## [What you are asked to do]
Show all lines from the data that include the word "JSON".

Figure dataset records:
◆ ◆ ◆ ◆ ◆ ◆ ◆

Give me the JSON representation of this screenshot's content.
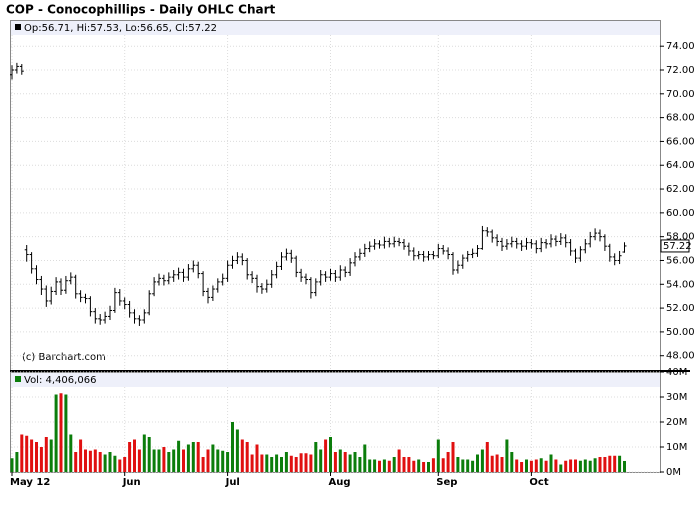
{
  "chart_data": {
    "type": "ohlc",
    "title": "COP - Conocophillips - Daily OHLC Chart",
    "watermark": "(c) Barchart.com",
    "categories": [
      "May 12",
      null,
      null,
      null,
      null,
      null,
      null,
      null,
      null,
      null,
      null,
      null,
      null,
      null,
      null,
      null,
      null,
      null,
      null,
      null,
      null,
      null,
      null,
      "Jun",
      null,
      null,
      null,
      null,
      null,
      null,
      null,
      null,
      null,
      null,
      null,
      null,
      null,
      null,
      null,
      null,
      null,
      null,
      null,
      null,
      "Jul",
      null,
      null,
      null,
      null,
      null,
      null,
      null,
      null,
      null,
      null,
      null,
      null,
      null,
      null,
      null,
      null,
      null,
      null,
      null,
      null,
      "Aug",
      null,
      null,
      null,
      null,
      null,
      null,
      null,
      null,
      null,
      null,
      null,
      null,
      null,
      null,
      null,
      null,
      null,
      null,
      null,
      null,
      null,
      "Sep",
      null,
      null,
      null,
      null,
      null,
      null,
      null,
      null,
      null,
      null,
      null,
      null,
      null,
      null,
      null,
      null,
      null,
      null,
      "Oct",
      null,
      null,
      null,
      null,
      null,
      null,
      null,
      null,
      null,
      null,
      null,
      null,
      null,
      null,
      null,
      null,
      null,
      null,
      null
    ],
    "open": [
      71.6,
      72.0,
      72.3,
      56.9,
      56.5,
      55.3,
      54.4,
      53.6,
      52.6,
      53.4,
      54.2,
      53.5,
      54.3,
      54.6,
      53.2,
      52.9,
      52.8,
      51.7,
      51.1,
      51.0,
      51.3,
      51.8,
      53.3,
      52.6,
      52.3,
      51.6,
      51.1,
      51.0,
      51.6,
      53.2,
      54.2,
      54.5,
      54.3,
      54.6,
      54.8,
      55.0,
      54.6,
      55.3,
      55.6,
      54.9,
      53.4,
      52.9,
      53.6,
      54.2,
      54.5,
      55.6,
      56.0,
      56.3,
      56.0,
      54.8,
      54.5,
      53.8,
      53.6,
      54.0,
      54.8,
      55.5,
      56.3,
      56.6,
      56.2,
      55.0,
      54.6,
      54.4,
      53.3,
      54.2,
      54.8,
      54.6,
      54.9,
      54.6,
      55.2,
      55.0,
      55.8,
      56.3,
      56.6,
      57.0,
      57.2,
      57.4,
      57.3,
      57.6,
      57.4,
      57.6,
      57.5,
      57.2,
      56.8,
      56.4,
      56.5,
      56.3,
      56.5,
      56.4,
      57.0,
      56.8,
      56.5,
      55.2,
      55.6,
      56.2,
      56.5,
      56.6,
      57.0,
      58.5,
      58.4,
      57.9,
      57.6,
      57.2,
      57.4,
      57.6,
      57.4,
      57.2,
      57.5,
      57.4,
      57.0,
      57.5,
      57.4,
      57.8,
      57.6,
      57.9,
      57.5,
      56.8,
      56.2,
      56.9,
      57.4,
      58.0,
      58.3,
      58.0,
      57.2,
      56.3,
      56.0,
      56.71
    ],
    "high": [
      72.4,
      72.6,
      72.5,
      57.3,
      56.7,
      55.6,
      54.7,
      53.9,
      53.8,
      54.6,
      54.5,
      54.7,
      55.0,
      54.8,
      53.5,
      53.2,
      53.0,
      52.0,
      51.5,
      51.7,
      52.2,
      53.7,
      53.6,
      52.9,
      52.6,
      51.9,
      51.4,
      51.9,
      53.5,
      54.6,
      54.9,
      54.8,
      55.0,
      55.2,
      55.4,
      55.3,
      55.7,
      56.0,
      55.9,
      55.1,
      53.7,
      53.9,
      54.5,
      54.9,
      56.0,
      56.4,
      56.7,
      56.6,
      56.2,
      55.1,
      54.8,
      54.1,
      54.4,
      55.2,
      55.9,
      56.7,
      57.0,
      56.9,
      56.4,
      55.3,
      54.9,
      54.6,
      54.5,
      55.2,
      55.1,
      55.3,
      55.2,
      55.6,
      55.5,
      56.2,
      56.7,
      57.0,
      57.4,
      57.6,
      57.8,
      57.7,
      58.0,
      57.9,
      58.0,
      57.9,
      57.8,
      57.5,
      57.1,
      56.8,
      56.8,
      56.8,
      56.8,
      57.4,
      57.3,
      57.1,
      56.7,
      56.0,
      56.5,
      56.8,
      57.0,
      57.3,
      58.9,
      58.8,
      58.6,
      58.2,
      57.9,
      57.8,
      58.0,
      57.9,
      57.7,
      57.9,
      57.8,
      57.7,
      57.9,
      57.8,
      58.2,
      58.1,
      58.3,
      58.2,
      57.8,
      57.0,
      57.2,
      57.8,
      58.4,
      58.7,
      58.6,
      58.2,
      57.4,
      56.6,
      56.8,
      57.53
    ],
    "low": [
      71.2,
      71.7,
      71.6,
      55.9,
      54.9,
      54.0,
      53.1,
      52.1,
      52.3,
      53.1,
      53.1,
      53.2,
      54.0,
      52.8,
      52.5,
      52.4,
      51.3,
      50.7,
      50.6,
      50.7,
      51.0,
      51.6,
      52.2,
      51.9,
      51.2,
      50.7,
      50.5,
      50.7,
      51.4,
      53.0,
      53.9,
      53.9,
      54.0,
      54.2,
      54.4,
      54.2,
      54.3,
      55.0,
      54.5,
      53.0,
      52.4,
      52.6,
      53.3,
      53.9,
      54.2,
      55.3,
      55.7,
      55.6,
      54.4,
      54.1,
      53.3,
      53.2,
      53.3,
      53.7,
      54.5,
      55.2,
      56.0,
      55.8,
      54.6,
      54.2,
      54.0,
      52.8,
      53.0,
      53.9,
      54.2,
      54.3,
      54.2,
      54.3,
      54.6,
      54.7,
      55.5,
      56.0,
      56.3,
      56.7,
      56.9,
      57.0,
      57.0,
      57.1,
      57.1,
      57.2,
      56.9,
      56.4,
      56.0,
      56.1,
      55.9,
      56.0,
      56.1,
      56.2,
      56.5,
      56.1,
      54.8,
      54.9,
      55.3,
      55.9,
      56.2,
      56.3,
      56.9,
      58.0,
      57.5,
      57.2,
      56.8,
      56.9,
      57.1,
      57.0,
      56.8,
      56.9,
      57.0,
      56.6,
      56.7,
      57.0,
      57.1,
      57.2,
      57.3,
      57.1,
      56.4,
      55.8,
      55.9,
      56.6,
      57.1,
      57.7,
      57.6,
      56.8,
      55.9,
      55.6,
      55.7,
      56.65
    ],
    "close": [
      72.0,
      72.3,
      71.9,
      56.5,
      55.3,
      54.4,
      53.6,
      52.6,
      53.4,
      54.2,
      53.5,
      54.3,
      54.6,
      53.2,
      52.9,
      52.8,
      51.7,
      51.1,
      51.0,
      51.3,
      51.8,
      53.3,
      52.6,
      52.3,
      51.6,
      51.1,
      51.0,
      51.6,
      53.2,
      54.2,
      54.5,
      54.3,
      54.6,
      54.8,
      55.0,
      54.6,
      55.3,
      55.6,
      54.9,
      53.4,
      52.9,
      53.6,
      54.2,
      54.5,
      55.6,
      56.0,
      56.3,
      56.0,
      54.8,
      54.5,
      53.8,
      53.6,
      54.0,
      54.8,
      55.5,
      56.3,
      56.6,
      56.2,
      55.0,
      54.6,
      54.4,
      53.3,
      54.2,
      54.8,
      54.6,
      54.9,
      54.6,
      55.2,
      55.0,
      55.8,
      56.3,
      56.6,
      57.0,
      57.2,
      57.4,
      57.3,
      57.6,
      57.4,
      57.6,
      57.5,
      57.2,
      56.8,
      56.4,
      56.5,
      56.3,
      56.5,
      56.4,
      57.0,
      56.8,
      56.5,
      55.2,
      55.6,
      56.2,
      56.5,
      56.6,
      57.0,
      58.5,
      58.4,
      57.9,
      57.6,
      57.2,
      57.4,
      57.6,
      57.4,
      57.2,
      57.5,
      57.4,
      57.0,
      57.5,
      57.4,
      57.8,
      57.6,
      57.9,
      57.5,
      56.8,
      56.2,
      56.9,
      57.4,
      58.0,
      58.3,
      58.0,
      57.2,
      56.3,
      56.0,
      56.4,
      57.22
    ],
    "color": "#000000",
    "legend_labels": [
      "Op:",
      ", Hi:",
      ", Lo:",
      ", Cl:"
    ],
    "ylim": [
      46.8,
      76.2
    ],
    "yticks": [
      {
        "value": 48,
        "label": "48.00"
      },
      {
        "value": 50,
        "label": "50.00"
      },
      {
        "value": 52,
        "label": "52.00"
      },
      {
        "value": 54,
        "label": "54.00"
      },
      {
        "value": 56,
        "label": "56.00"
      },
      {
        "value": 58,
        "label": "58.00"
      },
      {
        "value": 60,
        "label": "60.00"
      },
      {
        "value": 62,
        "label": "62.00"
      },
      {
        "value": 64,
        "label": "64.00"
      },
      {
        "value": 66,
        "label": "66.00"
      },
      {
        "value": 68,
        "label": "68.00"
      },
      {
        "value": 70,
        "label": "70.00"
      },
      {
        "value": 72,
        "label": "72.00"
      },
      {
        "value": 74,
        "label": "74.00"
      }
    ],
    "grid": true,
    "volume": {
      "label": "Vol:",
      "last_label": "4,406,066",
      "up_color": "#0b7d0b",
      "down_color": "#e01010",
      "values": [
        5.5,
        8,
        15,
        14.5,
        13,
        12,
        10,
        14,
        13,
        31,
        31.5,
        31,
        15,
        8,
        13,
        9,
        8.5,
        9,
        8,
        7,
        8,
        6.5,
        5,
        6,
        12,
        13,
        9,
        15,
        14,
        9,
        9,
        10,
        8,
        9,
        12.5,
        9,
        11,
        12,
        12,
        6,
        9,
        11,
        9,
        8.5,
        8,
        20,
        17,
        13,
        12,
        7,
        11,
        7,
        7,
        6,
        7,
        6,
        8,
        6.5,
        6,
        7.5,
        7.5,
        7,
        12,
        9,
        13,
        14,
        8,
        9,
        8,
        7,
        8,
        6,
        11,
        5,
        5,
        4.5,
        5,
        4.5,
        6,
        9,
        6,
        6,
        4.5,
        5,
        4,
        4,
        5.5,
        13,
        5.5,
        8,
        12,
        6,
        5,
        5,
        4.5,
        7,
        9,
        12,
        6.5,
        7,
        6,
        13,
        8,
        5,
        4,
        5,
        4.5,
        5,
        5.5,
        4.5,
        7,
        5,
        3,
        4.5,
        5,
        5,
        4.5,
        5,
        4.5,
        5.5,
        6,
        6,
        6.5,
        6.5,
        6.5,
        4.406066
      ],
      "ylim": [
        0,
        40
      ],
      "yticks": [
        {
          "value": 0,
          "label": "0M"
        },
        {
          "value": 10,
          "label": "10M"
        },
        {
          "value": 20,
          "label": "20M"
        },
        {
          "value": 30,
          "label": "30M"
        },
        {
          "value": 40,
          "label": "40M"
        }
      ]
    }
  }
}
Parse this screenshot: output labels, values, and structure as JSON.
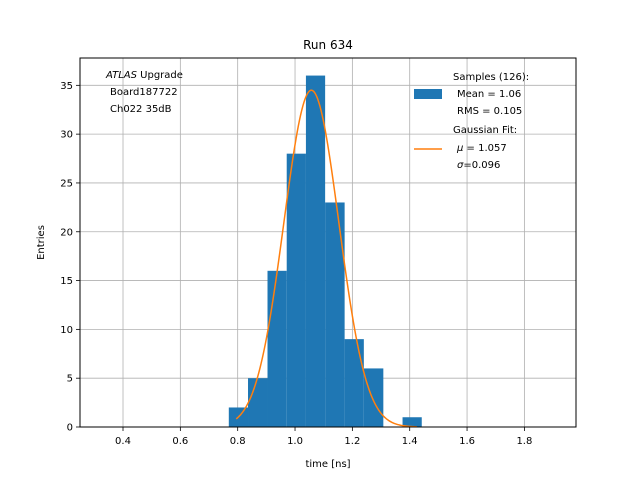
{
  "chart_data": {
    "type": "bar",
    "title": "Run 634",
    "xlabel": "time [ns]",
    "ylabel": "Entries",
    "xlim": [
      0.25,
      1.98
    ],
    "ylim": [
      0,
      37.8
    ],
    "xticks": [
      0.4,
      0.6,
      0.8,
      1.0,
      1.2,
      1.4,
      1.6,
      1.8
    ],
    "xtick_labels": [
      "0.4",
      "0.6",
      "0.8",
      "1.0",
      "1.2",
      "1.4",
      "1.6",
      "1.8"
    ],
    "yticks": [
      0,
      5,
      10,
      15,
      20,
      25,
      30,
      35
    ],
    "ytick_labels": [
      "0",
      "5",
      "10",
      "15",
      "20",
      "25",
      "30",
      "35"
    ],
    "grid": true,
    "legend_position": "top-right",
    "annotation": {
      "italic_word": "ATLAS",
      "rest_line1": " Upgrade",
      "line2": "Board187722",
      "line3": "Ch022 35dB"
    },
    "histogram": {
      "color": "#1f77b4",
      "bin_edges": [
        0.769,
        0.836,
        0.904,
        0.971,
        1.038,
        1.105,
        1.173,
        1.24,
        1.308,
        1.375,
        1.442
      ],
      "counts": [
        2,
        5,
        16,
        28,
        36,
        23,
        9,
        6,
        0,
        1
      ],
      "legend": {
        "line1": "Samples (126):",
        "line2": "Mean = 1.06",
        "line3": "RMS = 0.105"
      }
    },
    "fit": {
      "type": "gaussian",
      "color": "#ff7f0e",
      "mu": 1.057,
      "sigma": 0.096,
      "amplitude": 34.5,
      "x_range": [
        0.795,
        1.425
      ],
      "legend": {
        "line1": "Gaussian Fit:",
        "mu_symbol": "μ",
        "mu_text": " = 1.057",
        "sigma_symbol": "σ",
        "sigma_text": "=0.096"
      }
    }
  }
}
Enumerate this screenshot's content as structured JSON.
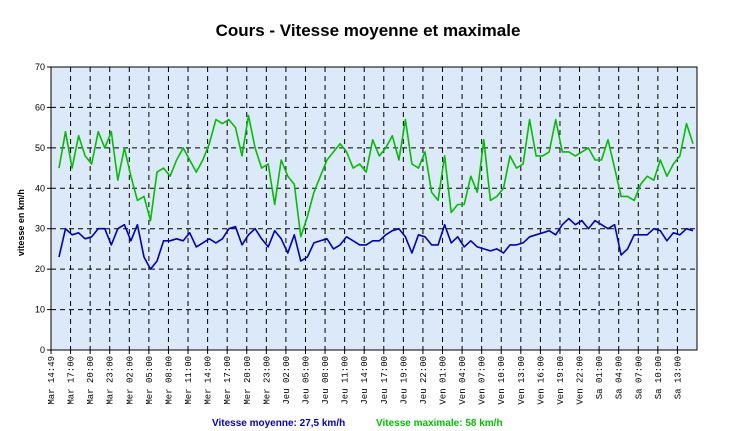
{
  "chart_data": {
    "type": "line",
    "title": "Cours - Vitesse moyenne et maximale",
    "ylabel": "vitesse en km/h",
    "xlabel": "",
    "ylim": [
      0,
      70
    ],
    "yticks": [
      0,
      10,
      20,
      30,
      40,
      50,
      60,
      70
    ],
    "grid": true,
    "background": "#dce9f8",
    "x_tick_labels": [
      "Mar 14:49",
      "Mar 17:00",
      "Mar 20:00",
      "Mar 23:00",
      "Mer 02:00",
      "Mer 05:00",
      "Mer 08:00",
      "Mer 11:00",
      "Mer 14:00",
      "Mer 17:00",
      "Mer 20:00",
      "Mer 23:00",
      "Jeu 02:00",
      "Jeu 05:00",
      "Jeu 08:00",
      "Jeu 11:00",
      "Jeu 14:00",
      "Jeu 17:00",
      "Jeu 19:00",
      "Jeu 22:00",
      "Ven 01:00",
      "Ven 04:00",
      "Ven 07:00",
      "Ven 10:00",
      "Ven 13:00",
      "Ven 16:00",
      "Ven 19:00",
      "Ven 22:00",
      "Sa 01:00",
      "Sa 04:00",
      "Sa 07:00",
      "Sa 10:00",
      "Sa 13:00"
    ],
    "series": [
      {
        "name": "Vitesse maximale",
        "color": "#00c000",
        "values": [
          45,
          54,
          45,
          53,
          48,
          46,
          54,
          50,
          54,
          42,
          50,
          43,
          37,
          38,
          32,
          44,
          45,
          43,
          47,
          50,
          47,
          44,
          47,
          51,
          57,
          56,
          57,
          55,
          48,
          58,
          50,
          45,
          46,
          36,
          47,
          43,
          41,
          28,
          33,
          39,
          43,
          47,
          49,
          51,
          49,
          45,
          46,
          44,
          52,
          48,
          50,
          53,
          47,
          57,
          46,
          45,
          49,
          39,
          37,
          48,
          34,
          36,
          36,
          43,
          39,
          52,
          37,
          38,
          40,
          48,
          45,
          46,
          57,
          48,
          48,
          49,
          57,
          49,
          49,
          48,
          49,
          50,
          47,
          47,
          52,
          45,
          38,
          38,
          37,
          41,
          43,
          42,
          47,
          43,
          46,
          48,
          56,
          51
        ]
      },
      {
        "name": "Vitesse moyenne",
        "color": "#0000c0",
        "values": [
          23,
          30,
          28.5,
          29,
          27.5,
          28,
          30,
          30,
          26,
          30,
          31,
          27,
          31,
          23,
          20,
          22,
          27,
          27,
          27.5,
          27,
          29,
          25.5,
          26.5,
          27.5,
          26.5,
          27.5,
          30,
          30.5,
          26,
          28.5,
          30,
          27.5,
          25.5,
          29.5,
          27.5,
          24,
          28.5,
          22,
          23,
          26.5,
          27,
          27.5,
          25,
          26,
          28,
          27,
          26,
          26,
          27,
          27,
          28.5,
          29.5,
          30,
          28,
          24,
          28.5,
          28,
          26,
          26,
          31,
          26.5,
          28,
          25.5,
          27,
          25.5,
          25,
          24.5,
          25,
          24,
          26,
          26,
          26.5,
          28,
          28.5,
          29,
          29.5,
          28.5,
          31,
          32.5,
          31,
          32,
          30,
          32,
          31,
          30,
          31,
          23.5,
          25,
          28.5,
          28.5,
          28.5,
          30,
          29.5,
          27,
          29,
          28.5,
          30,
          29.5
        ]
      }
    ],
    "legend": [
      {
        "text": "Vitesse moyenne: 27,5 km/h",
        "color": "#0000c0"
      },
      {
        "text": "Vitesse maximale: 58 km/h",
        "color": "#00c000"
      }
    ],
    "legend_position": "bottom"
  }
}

◆ ◆ ◆ ◆ ◆ ◆ ◆

## [Exercise result]
Give me the JSON representation of this screenshot's content.
Parse this screenshot: output labels, values, and structure as JSON.
Enumerate this screenshot's content as structured JSON.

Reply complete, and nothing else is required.